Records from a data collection
++++++

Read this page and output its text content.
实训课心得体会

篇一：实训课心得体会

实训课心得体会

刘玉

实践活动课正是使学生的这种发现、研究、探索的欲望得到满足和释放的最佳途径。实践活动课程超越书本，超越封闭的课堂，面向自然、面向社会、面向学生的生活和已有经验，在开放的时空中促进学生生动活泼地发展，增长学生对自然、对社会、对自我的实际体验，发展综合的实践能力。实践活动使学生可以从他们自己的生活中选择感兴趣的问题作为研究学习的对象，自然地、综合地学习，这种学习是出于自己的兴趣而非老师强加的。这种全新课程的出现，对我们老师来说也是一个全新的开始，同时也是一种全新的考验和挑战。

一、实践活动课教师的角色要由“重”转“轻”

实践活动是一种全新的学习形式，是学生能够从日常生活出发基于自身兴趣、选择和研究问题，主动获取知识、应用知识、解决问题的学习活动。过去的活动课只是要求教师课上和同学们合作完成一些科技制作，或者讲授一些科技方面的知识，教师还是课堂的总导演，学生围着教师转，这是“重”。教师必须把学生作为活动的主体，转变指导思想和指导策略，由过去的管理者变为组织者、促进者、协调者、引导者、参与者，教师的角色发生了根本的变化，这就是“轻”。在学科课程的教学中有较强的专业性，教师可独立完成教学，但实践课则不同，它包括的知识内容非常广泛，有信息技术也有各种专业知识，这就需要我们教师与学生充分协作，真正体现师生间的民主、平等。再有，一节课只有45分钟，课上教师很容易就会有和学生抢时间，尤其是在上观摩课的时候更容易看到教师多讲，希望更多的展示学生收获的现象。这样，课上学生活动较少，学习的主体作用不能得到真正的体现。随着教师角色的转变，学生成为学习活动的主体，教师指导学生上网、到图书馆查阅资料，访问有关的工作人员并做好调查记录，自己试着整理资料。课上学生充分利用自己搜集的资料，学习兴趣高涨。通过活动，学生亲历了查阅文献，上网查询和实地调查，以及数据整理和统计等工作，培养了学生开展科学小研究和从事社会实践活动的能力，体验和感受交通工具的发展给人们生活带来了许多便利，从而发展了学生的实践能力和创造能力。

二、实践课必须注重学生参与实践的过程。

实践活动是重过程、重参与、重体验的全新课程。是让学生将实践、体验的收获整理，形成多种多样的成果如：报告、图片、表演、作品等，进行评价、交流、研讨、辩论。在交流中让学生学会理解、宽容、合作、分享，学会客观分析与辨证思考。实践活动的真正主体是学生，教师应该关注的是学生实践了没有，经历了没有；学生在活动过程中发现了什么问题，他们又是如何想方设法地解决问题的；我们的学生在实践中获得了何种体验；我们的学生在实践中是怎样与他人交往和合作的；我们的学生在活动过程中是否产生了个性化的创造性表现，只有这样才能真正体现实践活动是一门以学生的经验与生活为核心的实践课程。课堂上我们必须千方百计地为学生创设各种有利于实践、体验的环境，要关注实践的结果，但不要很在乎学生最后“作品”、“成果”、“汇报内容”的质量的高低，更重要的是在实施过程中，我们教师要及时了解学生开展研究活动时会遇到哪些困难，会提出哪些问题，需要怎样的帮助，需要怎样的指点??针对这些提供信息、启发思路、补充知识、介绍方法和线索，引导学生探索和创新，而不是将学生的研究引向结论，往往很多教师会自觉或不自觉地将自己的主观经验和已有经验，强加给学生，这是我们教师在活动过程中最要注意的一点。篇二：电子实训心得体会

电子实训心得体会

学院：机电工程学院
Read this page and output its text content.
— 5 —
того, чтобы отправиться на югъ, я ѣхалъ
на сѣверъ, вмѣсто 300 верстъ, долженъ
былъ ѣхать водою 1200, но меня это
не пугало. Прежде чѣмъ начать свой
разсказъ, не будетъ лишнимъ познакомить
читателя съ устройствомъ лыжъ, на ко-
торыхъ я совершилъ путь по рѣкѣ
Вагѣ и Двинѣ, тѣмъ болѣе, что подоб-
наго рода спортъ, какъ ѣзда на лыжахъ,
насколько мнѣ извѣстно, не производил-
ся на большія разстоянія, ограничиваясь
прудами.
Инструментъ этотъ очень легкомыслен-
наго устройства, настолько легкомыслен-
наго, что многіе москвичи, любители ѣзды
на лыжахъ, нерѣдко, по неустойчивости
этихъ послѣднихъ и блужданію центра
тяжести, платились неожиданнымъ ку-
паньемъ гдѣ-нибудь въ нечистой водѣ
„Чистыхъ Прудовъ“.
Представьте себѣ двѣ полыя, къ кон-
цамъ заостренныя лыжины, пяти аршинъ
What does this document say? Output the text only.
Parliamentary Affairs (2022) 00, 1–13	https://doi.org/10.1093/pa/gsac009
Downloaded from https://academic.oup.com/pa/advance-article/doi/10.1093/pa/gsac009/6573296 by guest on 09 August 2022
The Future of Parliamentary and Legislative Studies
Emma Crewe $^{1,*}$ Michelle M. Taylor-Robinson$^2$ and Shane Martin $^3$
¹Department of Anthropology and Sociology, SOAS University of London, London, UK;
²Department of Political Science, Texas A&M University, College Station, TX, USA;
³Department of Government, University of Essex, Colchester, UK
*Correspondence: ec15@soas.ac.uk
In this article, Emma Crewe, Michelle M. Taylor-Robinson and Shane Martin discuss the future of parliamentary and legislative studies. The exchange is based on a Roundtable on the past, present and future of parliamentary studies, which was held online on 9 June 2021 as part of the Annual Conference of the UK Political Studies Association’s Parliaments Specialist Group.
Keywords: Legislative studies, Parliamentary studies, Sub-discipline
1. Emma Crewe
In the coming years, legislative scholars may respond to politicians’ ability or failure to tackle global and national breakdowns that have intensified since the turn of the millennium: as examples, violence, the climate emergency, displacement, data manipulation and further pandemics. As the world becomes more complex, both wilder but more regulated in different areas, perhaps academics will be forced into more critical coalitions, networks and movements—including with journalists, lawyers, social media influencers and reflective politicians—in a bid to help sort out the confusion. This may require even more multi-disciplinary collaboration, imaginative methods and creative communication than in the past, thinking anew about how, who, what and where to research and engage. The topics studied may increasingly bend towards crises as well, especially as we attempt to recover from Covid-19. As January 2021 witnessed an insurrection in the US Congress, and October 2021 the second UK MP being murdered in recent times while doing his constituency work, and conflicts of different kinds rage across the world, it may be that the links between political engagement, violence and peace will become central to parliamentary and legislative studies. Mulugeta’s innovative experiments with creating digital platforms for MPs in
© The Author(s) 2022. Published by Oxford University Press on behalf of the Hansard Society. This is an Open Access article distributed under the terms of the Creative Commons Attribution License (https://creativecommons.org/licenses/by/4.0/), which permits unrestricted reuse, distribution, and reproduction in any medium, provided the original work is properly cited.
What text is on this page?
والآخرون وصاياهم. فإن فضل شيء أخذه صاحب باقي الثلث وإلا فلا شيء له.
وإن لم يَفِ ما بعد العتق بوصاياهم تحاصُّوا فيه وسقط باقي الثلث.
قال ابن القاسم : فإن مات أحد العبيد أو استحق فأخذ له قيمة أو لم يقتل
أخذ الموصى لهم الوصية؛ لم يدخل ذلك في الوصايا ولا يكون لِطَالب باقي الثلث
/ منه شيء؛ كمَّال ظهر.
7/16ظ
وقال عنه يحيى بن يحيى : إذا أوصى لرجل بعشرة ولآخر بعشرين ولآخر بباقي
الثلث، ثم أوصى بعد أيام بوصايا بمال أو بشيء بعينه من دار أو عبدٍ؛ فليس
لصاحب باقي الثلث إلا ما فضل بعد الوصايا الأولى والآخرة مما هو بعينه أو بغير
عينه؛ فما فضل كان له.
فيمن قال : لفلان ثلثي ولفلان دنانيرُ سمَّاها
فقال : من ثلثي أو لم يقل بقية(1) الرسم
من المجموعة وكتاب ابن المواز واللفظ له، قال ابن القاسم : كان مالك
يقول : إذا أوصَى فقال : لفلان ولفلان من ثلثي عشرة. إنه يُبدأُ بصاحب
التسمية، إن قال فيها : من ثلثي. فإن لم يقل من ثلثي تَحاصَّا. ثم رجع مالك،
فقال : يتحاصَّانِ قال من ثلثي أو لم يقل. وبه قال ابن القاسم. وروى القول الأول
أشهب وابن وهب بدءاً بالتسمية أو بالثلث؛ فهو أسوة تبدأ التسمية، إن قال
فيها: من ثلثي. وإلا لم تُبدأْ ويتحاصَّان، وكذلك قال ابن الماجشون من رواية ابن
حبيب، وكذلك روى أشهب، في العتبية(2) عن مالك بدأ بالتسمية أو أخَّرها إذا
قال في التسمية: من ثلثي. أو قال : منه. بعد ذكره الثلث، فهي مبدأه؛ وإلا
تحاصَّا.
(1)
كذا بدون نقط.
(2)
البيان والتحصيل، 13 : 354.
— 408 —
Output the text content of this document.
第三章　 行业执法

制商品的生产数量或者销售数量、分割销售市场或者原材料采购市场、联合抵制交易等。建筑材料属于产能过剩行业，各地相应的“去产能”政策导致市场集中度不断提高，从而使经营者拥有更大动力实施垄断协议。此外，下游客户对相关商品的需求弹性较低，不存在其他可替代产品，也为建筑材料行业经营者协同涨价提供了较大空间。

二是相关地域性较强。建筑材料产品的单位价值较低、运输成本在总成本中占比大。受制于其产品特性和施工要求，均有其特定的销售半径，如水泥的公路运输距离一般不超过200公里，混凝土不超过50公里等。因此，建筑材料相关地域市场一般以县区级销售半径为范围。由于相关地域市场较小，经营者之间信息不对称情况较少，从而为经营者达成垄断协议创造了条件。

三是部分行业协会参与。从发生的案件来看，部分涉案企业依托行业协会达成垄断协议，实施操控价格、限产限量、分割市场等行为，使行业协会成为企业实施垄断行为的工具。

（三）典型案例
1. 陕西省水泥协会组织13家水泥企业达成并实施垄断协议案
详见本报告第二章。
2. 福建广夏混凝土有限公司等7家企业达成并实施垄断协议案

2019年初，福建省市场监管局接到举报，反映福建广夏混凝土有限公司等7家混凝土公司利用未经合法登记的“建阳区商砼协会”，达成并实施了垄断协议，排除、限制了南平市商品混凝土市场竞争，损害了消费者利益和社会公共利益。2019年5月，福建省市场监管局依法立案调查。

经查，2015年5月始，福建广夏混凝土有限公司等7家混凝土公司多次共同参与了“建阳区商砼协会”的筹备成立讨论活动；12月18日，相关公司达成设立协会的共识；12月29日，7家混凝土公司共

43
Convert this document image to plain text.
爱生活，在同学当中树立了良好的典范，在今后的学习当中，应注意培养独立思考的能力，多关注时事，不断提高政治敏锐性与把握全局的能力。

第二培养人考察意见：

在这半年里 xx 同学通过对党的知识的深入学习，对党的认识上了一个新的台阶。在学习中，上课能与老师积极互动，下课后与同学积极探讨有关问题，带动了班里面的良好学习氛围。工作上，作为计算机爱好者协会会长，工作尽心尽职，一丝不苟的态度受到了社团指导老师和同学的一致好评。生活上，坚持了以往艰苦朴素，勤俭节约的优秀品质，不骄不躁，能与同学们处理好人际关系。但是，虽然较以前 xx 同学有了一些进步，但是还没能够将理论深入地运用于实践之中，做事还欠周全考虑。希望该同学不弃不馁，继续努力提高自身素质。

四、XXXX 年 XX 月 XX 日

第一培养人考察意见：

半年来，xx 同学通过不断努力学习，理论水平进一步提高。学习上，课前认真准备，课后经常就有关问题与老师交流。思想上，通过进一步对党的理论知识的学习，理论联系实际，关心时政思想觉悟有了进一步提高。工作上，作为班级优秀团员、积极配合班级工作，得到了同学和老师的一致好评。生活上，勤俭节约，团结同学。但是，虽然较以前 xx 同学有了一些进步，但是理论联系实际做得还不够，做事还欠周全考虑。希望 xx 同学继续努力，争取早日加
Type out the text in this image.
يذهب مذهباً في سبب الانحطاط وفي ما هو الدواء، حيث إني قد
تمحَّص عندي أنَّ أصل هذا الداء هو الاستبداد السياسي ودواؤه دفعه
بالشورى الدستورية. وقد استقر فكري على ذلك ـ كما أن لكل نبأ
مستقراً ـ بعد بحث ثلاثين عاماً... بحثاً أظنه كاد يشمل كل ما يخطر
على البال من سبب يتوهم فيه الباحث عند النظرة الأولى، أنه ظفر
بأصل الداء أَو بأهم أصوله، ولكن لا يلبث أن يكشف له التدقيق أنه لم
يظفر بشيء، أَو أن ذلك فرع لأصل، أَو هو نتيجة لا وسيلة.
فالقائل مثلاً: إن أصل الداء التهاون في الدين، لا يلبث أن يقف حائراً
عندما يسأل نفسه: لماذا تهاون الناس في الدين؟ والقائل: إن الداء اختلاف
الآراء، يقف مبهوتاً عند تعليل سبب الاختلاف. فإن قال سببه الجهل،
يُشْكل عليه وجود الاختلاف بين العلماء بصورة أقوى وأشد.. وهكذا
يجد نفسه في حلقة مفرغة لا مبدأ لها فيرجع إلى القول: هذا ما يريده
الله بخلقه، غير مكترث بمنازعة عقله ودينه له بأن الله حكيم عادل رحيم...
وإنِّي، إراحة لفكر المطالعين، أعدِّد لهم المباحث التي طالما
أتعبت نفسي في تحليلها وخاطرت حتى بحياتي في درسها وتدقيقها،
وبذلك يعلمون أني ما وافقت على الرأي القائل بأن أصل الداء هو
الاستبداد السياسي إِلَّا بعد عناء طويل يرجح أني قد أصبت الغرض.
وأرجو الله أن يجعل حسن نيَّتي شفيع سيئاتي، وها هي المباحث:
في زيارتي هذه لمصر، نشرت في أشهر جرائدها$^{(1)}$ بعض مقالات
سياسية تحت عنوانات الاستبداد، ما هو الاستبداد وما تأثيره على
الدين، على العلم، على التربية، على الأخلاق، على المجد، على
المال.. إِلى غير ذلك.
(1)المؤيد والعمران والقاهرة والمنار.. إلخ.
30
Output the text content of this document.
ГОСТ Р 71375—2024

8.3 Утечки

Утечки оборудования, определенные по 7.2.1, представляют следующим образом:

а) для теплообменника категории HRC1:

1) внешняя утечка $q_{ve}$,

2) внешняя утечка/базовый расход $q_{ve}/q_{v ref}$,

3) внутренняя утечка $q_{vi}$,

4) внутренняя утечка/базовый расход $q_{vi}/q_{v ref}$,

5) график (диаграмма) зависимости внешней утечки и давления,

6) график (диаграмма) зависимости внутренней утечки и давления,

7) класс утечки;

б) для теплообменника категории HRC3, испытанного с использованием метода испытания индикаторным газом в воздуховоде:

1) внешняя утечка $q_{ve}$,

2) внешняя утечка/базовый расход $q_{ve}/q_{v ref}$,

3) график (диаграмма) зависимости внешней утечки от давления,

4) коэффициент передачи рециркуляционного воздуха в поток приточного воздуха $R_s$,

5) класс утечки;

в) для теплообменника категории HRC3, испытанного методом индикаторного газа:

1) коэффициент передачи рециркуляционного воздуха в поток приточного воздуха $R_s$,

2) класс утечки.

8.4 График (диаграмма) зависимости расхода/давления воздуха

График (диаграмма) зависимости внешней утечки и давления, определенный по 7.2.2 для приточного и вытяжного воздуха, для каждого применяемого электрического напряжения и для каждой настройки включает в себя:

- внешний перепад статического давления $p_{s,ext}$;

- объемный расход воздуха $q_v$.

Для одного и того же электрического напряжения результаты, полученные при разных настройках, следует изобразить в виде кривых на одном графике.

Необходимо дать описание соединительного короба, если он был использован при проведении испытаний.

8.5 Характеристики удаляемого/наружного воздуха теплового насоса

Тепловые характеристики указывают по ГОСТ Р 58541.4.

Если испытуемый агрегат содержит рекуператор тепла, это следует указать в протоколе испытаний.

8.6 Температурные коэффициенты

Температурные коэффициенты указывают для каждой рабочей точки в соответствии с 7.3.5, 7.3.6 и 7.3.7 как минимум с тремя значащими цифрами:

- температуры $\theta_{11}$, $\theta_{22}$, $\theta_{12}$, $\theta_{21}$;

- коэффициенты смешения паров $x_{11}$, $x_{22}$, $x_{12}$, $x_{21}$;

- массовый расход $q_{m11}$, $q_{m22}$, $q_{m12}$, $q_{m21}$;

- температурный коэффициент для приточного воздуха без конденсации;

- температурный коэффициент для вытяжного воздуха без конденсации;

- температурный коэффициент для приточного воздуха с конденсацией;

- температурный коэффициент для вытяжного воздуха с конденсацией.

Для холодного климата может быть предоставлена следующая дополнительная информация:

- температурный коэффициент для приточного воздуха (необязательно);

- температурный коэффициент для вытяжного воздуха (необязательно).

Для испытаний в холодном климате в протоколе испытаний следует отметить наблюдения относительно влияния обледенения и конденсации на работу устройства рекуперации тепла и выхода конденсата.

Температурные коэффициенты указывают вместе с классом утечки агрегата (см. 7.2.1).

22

++++++

Exercise description – Using the listing above, pick out each line that contains the word "ولفلان", then copy it.

The response –
فيمن قال : لفلان ثلثي ولفلان دنانيرُ سمَّاها
يقول : إذا أوصَى فقال : لفلان ولفلان من ثلثي عشرة. إنه يُبدأُ بصاحب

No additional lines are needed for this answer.